> **TASK DETAILS**
Find each line containing the word "press" and report how many there are. Add nothing else.

[Stored data]
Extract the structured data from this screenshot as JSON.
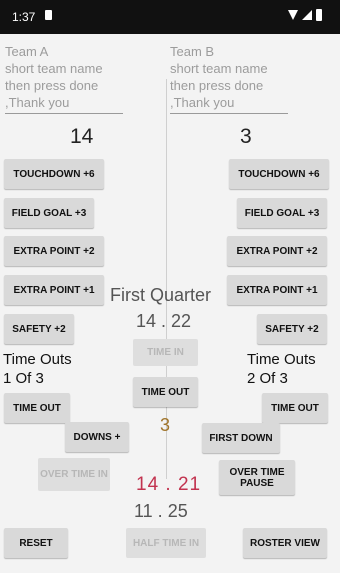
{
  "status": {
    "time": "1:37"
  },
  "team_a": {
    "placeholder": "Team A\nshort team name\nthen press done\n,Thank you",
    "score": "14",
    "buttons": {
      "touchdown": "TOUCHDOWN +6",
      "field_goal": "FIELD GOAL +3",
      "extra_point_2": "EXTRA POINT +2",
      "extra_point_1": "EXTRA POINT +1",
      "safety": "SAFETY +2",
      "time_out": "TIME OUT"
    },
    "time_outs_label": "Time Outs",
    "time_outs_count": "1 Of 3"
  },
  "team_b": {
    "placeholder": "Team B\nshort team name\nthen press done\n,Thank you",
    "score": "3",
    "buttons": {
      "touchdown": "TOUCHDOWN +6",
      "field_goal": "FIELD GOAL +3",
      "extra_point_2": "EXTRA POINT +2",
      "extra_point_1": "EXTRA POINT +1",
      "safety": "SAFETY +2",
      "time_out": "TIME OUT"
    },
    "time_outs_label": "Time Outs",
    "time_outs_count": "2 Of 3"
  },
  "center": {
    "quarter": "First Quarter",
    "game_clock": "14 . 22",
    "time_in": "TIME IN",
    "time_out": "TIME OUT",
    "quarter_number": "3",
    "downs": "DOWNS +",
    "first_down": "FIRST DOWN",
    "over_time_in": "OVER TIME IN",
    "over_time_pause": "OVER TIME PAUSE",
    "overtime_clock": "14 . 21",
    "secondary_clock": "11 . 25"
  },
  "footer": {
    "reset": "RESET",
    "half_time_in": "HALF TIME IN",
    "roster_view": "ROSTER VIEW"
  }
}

> **FULL SOLUTION**
2